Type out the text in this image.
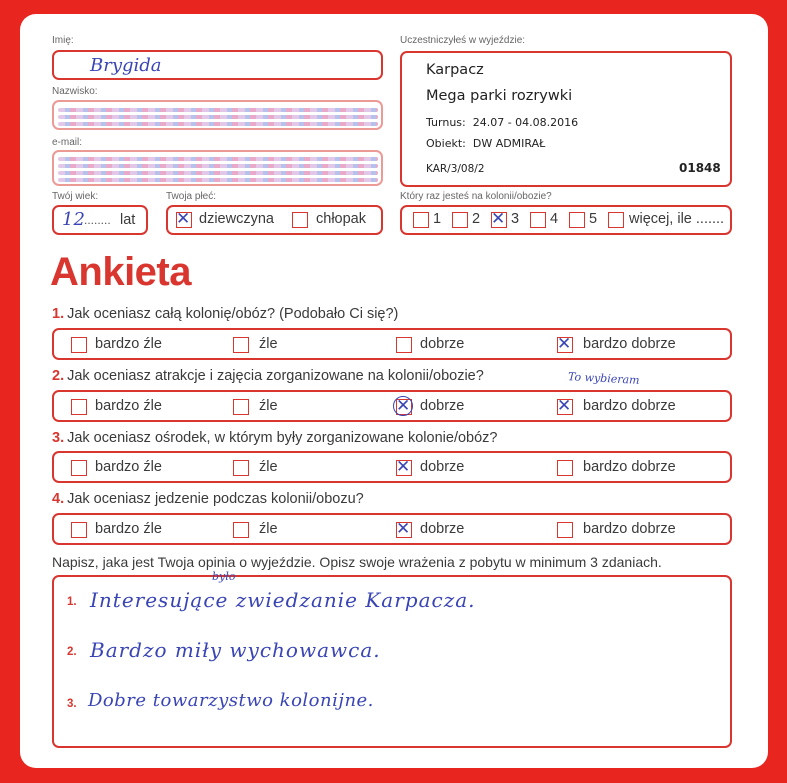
Imię:
Brygida
Nazwisko:
e-mail:
Twój wiek:
12 ........ lat
Twoja płeć:
✕ dziewczyna	chłopak
Uczestniczyłeś w wyjeździe:
Karpacz
Mega parki rozrywki
Turnus:  24.07 - 04.08.2016
Obiekt:  DW ADMIRAŁ
KAR/3/08/2	01848
Który raz jesteś na kolonii/obozie?
1 2 ✕ 3 4 5 więcej, ile .......
Ankieta
1. Jak oceniasz całą kolonię/obóz? (Podobało Ci się?)
bardzo źle	źle	dobrze	✕ bardzo dobrze
2. Jak oceniasz atrakcje i zajęcia zorganizowane na kolonii/obozie?	To wybieram
bardzo źle	źle	✕ dobrze	✕ bardzo dobrze
3. Jak oceniasz ośrodek, w którym były zorganizowane kolonie/obóz?
bardzo źle	źle	✕ dobrze	bardzo dobrze
4. Jak oceniasz jedzenie podczas kolonii/obozu?
bardzo źle	źle	✕ dobrze	bardzo dobrze
Napisz, jaka jest Twoja opinia o wyjeździe. Opisz swoje wrażenia z pobytu w minimum 3 zdaniach.
1.
było
Interesujące zwiedzanie Karpacza.
2. Bardzo miły wychowawca.
3. Dobre towarzystwo kolonijne.
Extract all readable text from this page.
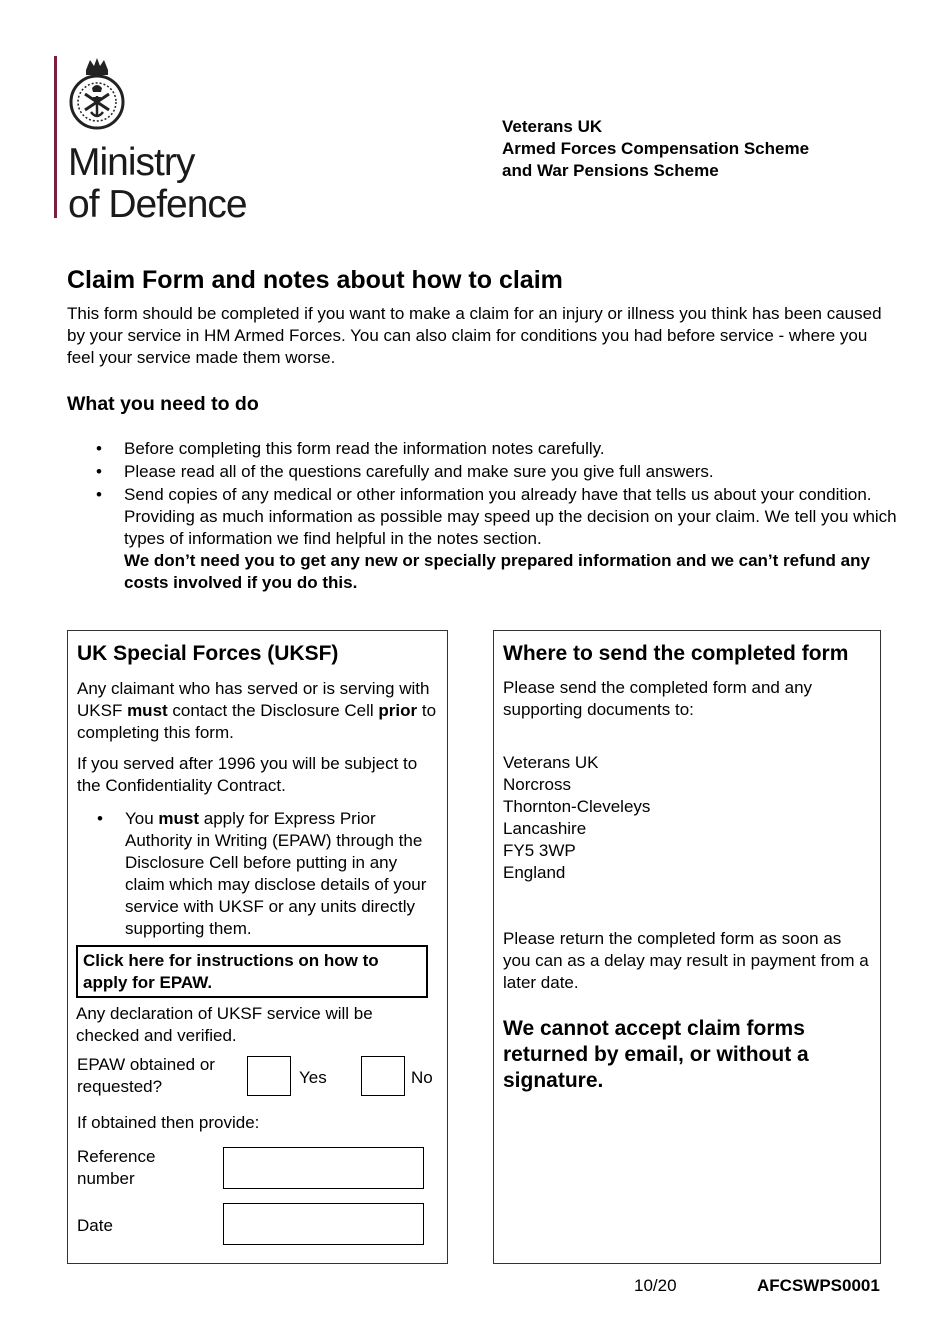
Ministry
of Defence
Veterans UK
Armed Forces Compensation Scheme
and War Pensions Scheme
Claim Form and notes about how to claim

This form should be completed if you want to make a claim for an injury or illness you think has been caused by your service in HM Armed Forces. You can also claim for conditions you had before service - where you feel your service made them worse.

What you need to do
• Before completing this form read the information notes carefully.
• Please read all of the questions carefully and make sure you give full answers.
• Send copies of any medical or other information you already have that tells us about your condition. Providing as much information as possible may speed up the decision on your claim. We tell you which types of information we find helpful in the notes section.
We don’t need you to get any new or specially prepared information and we can’t refund any costs involved if you do this.
UK Special Forces (UKSF)

Any claimant who has served or is serving with UKSF must contact the Disclosure Cell prior to completing this form.

If you served after 1996 you will be subject to the Confidentiality Contract.

•	You must apply for Express Prior Authority in Writing (EPAW) through the Disclosure Cell before putting in any claim which may disclose details of your service with UKSF or any units directly supporting them.
Click here for instructions on how to apply for EPAW.

Any declaration of UKSF service will be checked and verified.

EPAW obtained or requested?	Yes	No

If obtained then provide:

Reference number

Date

Where to send the completed form

Please send the completed form and any supporting documents to:

Veterans UK
Norcross
Thornton-Cleveleys
Lancashire
FY5 3WP
England

Please return the completed form as soon as you can as a delay may result in payment from a later date.

We cannot accept claim forms returned by email, or without a signature.

10/20	AFCSWPS0001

—————

__The task__. Copy out every line from the data above that has "completed" in it.

__Result__.
This form should be completed if you want to make a claim for an injury or illness you think has been caused by your service in HM Armed Forces. You can also claim for conditions you had before service - where you feel your service made them worse.
Where to send the completed form
Please send the completed form and any supporting documents to:
Please return the completed form as soon as you can as a delay may result in payment from a later date.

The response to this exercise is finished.